Stored data
====

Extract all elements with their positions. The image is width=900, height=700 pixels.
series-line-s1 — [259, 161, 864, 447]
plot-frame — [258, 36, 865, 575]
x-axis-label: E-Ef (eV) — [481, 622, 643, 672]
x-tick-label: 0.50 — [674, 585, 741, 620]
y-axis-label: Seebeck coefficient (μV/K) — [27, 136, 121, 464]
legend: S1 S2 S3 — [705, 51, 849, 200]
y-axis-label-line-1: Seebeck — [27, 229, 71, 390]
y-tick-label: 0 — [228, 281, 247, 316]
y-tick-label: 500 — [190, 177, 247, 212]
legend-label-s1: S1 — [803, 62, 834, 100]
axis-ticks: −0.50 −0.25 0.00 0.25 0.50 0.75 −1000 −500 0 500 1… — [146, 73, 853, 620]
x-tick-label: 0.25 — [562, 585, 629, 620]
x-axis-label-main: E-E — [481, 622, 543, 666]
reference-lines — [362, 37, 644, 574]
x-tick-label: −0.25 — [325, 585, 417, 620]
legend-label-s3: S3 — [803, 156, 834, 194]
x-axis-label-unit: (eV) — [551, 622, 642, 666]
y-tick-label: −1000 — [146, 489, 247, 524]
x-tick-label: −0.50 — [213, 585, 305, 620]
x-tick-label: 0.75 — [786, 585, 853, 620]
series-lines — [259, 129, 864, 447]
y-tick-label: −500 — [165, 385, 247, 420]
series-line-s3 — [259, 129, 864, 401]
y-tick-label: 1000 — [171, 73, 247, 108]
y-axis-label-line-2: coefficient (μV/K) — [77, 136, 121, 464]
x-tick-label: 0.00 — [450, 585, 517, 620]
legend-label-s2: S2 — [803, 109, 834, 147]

====

▶ [What you should do]:
How many of the rows above contain the string "coefficient"? Case counts. Reply with the number alone.

▶ [Problem solution]:
2